§ **Supplied entries**:
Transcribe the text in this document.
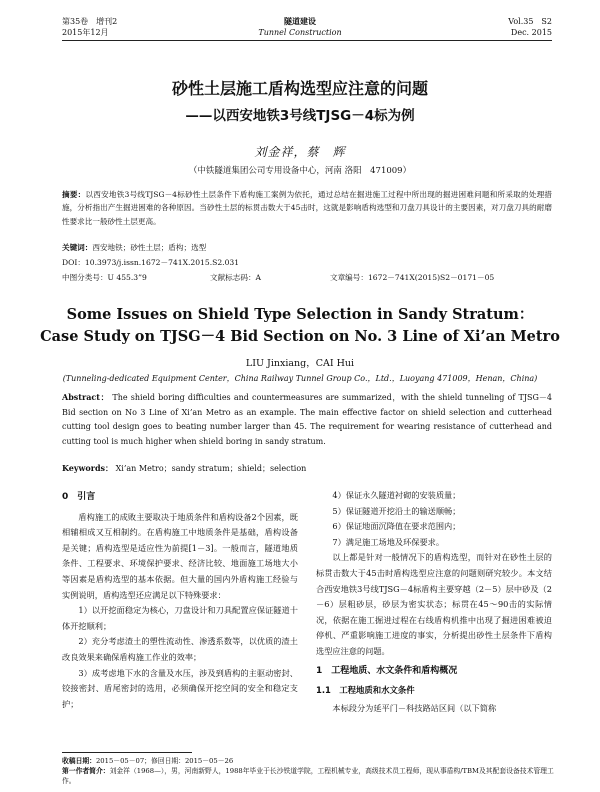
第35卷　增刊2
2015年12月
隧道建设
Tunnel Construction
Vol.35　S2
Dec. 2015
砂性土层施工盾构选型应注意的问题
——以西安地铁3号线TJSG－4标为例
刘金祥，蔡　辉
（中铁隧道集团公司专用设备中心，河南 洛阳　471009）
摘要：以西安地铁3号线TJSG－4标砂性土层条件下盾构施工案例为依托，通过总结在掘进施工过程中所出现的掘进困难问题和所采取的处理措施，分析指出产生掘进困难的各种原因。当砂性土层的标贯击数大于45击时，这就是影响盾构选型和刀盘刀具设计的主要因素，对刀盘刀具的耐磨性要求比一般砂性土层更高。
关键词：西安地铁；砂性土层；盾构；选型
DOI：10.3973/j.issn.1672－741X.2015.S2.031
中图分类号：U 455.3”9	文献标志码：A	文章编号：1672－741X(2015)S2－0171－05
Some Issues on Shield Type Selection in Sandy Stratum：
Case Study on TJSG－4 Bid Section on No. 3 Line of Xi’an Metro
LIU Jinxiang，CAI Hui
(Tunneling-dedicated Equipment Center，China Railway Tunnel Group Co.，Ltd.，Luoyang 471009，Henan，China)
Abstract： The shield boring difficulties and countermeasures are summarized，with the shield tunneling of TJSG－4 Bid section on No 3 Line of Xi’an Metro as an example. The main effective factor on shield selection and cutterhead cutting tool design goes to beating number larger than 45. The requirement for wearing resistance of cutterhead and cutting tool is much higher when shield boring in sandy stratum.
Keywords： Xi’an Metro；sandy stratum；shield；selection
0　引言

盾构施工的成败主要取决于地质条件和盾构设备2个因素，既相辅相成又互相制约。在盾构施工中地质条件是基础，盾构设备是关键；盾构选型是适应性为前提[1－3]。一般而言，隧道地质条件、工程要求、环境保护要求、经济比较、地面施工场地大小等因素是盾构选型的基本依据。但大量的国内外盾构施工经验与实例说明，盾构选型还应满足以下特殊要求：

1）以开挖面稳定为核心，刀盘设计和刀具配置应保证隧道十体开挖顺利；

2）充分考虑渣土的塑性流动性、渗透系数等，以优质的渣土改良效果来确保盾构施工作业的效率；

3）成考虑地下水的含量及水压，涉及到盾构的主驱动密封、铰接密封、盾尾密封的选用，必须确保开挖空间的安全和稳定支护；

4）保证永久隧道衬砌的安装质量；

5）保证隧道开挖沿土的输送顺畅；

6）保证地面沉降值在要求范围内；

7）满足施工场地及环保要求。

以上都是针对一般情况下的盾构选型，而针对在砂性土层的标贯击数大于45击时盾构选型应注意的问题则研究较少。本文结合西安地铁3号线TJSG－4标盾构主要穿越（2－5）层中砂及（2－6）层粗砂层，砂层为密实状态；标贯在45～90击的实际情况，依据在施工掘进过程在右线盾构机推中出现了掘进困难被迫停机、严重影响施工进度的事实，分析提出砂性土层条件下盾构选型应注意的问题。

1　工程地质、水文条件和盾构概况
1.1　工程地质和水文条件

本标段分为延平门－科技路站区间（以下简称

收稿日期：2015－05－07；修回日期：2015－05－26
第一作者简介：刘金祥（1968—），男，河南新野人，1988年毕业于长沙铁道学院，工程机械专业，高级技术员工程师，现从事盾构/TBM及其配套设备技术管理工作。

§ **To be done**:
Exact duplication of all the records is required; pictures are omitted from the copy.

§ **Task solution**:
Transcribe the text in this document.
第35卷　增刊2
2015年12月
隧道建设
Tunnel Construction
Vol.35　S2
Dec. 2015
砂性土层施工盾构选型应注意的问题
——以西安地铁3号线TJSG－4标为例
刘金祥，蔡　辉
（中铁隧道集团公司专用设备中心，河南 洛阳　471009）
摘要：以西安地铁3号线TJSG－4标砂性土层条件下盾构施工案例为依托，通过总结在掘进施工过程中所出现的掘进困难问题和所采取的处理措施，分析指出产生掘进困难的各种原因。当砂性土层的标贯击数大于45击时，这就是影响盾构选型和刀盘刀具设计的主要因素，对刀盘刀具的耐磨性要求比一般砂性土层更高。
关键词：西安地铁；砂性土层；盾构；选型
DOI：10.3973/j.issn.1672－741X.2015.S2.031
中图分类号：U 455.3”9	文献标志码：A	文章编号：1672－741X(2015)S2－0171－05
Some Issues on Shield Type Selection in Sandy Stratum：
Case Study on TJSG－4 Bid Section on No. 3 Line of Xi’an Metro
LIU Jinxiang，CAI Hui
(Tunneling-dedicated Equipment Center，China Railway Tunnel Group Co.，Ltd.，Luoyang 471009，Henan，China)
Abstract： The shield boring difficulties and countermeasures are summarized，with the shield tunneling of TJSG－4 Bid section on No 3 Line of Xi’an Metro as an example. The main effective factor on shield selection and cutterhead cutting tool design goes to beating number larger than 45. The requirement for wearing resistance of cutterhead and cutting tool is much higher when shield boring in sandy stratum.
Keywords： Xi’an Metro；sandy stratum；shield；selection
0　引言

盾构施工的成败主要取决于地质条件和盾构设备2个因素，既相辅相成又互相制约。在盾构施工中地质条件是基础，盾构设备是关键；盾构选型是适应性为前提[1－3]。一般而言，隧道地质条件、工程要求、环境保护要求、经济比较、地面施工场地大小等因素是盾构选型的基本依据。但大量的国内外盾构施工经验与实例说明，盾构选型还应满足以下特殊要求：

1）以开挖面稳定为核心，刀盘设计和刀具配置应保证隧道十体开挖顺利；

2）充分考虑渣土的塑性流动性、渗透系数等，以优质的渣土改良效果来确保盾构施工作业的效率；

3）成考虑地下水的含量及水压，涉及到盾构的主驱动密封、铰接密封、盾尾密封的选用，必须确保开挖空间的安全和稳定支护；

4）保证永久隧道衬砌的安装质量；

5）保证隧道开挖沿土的输送顺畅；

6）保证地面沉降值在要求范围内；

7）满足施工场地及环保要求。

以上都是针对一般情况下的盾构选型，而针对在砂性土层的标贯击数大于45击时盾构选型应注意的问题则研究较少。本文结合西安地铁3号线TJSG－4标盾构主要穿越（2－5）层中砂及（2－6）层粗砂层，砂层为密实状态；标贯在45～90击的实际情况，依据在施工掘进过程在右线盾构机推中出现了掘进困难被迫停机、严重影响施工进度的事实，分析提出砂性土层条件下盾构选型应注意的问题。

1　工程地质、水文条件和盾构概况
1.1　工程地质和水文条件

本标段分为延平门－科技路站区间（以下简称

收稿日期：2015－05－07；修回日期：2015－05－26
第一作者简介：刘金祥（1968—），男，河南新野人，1988年毕业于长沙铁道学院，工程机械专业，高级技术员工程师，现从事盾构/TBM及其配套设备技术管理工作。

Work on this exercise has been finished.